▶ CHALLENGE:
Carry none of the pictures over; write out the complete data exactly.

▶ DATA RECORDS:
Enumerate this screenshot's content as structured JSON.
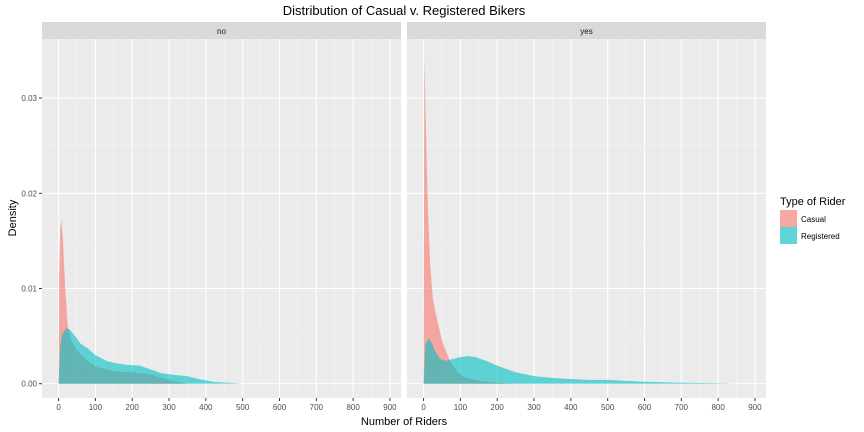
{
  "chart_data": {
    "type": "area",
    "title": "Distribution of Casual v. Registered Bikers",
    "xlabel": "Number of Riders",
    "ylabel": "Density",
    "x_ticks": [
      0,
      100,
      200,
      300,
      400,
      500,
      600,
      700,
      800,
      900
    ],
    "y_ticks": [
      0.0,
      0.01,
      0.02,
      0.03
    ],
    "y_tick_labels": [
      "0.00",
      "0.01",
      "0.02",
      "0.03"
    ],
    "xlim": [
      -45,
      930
    ],
    "ylim": [
      -0.0015,
      0.0362
    ],
    "grid": true,
    "legend": {
      "title": "Type of Rider",
      "position": "right",
      "entries": [
        {
          "name": "Casual",
          "color": "#F8766D"
        },
        {
          "name": "Registered",
          "color": "#00BFC4"
        }
      ]
    },
    "panels": [
      {
        "label": "no",
        "series": [
          {
            "name": "Casual",
            "color": "#F8766D",
            "points": [
              [
                0,
                0.0
              ],
              [
                2,
                0.012
              ],
              [
                5,
                0.0165
              ],
              [
                8,
                0.0171
              ],
              [
                12,
                0.015
              ],
              [
                18,
                0.01
              ],
              [
                25,
                0.006
              ],
              [
                35,
                0.0045
              ],
              [
                50,
                0.0035
              ],
              [
                75,
                0.0025
              ],
              [
                100,
                0.0018
              ],
              [
                150,
                0.0013
              ],
              [
                200,
                0.0012
              ],
              [
                250,
                0.001
              ],
              [
                280,
                0.0006
              ],
              [
                320,
                0.0002
              ],
              [
                350,
                0.0
              ]
            ]
          },
          {
            "name": "Registered",
            "color": "#00BFC4",
            "points": [
              [
                0,
                0.0
              ],
              [
                5,
                0.004
              ],
              [
                10,
                0.0052
              ],
              [
                20,
                0.0058
              ],
              [
                30,
                0.0057
              ],
              [
                45,
                0.005
              ],
              [
                60,
                0.0042
              ],
              [
                80,
                0.0037
              ],
              [
                100,
                0.003
              ],
              [
                130,
                0.0024
              ],
              [
                150,
                0.0022
              ],
              [
                180,
                0.002
              ],
              [
                220,
                0.0019
              ],
              [
                250,
                0.0015
              ],
              [
                280,
                0.0011
              ],
              [
                320,
                0.0009
              ],
              [
                350,
                0.0008
              ],
              [
                380,
                0.0005
              ],
              [
                420,
                0.0002
              ],
              [
                480,
                5e-05
              ],
              [
                500,
                0.0
              ]
            ]
          }
        ]
      },
      {
        "label": "yes",
        "series": [
          {
            "name": "Casual",
            "color": "#F8766D",
            "points": [
              [
                0,
                0.0
              ],
              [
                2,
                0.0345
              ],
              [
                4,
                0.031
              ],
              [
                8,
                0.024
              ],
              [
                12,
                0.018
              ],
              [
                18,
                0.0125
              ],
              [
                25,
                0.009
              ],
              [
                35,
                0.007
              ],
              [
                50,
                0.0045
              ],
              [
                70,
                0.0025
              ],
              [
                90,
                0.0013
              ],
              [
                110,
                0.0007
              ],
              [
                150,
                0.0003
              ],
              [
                200,
                0.0001
              ],
              [
                250,
                0.0
              ]
            ]
          },
          {
            "name": "Registered",
            "color": "#00BFC4",
            "points": [
              [
                0,
                0.0
              ],
              [
                5,
                0.004
              ],
              [
                12,
                0.0047
              ],
              [
                20,
                0.0045
              ],
              [
                30,
                0.0035
              ],
              [
                45,
                0.0026
              ],
              [
                60,
                0.0024
              ],
              [
                80,
                0.0026
              ],
              [
                100,
                0.0028
              ],
              [
                120,
                0.0029
              ],
              [
                140,
                0.0028
              ],
              [
                170,
                0.0024
              ],
              [
                200,
                0.0019
              ],
              [
                250,
                0.0012
              ],
              [
                300,
                0.0008
              ],
              [
                350,
                0.0006
              ],
              [
                400,
                0.0005
              ],
              [
                450,
                0.0004
              ],
              [
                500,
                0.0004
              ],
              [
                550,
                0.0003
              ],
              [
                600,
                0.0002
              ],
              [
                700,
                0.0001
              ],
              [
                800,
                5e-05
              ],
              [
                850,
                0.0
              ]
            ]
          }
        ]
      }
    ]
  }
}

▶ TASK SOLUTION:
Enumerate this screenshot's content as structured JSON.
{
  "chart_data": {
    "type": "area",
    "title": "Distribution of Casual v. Registered Bikers",
    "xlabel": "Number of Riders",
    "ylabel": "Density",
    "x_ticks": [
      0,
      100,
      200,
      300,
      400,
      500,
      600,
      700,
      800,
      900
    ],
    "y_ticks": [
      0.0,
      0.01,
      0.02,
      0.03
    ],
    "y_tick_labels": [
      "0.00",
      "0.01",
      "0.02",
      "0.03"
    ],
    "xlim": [
      -45,
      930
    ],
    "ylim": [
      -0.0015,
      0.0362
    ],
    "grid": true,
    "legend": {
      "title": "Type of Rider",
      "position": "right",
      "entries": [
        {
          "name": "Casual",
          "color": "#F8766D"
        },
        {
          "name": "Registered",
          "color": "#00BFC4"
        }
      ]
    },
    "panels": [
      {
        "label": "no",
        "series": [
          {
            "name": "Casual",
            "color": "#F8766D",
            "points": [
              [
                0,
                0.0
              ],
              [
                2,
                0.012
              ],
              [
                5,
                0.0165
              ],
              [
                8,
                0.0171
              ],
              [
                12,
                0.015
              ],
              [
                18,
                0.01
              ],
              [
                25,
                0.006
              ],
              [
                35,
                0.0045
              ],
              [
                50,
                0.0035
              ],
              [
                75,
                0.0025
              ],
              [
                100,
                0.0018
              ],
              [
                150,
                0.0013
              ],
              [
                200,
                0.0012
              ],
              [
                250,
                0.001
              ],
              [
                280,
                0.0006
              ],
              [
                320,
                0.0002
              ],
              [
                350,
                0.0
              ]
            ]
          },
          {
            "name": "Registered",
            "color": "#00BFC4",
            "points": [
              [
                0,
                0.0
              ],
              [
                5,
                0.004
              ],
              [
                10,
                0.0052
              ],
              [
                20,
                0.0058
              ],
              [
                30,
                0.0057
              ],
              [
                45,
                0.005
              ],
              [
                60,
                0.0042
              ],
              [
                80,
                0.0037
              ],
              [
                100,
                0.003
              ],
              [
                130,
                0.0024
              ],
              [
                150,
                0.0022
              ],
              [
                180,
                0.002
              ],
              [
                220,
                0.0019
              ],
              [
                250,
                0.0015
              ],
              [
                280,
                0.0011
              ],
              [
                320,
                0.0009
              ],
              [
                350,
                0.0008
              ],
              [
                380,
                0.0005
              ],
              [
                420,
                0.0002
              ],
              [
                480,
                5e-05
              ],
              [
                500,
                0.0
              ]
            ]
          }
        ]
      },
      {
        "label": "yes",
        "series": [
          {
            "name": "Casual",
            "color": "#F8766D",
            "points": [
              [
                0,
                0.0
              ],
              [
                2,
                0.0345
              ],
              [
                4,
                0.031
              ],
              [
                8,
                0.024
              ],
              [
                12,
                0.018
              ],
              [
                18,
                0.0125
              ],
              [
                25,
                0.009
              ],
              [
                35,
                0.007
              ],
              [
                50,
                0.0045
              ],
              [
                70,
                0.0025
              ],
              [
                90,
                0.0013
              ],
              [
                110,
                0.0007
              ],
              [
                150,
                0.0003
              ],
              [
                200,
                0.0001
              ],
              [
                250,
                0.0
              ]
            ]
          },
          {
            "name": "Registered",
            "color": "#00BFC4",
            "points": [
              [
                0,
                0.0
              ],
              [
                5,
                0.004
              ],
              [
                12,
                0.0047
              ],
              [
                20,
                0.0045
              ],
              [
                30,
                0.0035
              ],
              [
                45,
                0.0026
              ],
              [
                60,
                0.0024
              ],
              [
                80,
                0.0026
              ],
              [
                100,
                0.0028
              ],
              [
                120,
                0.0029
              ],
              [
                140,
                0.0028
              ],
              [
                170,
                0.0024
              ],
              [
                200,
                0.0019
              ],
              [
                250,
                0.0012
              ],
              [
                300,
                0.0008
              ],
              [
                350,
                0.0006
              ],
              [
                400,
                0.0005
              ],
              [
                450,
                0.0004
              ],
              [
                500,
                0.0004
              ],
              [
                550,
                0.0003
              ],
              [
                600,
                0.0002
              ],
              [
                700,
                0.0001
              ],
              [
                800,
                5e-05
              ],
              [
                850,
                0.0
              ]
            ]
          }
        ]
      }
    ]
  }
}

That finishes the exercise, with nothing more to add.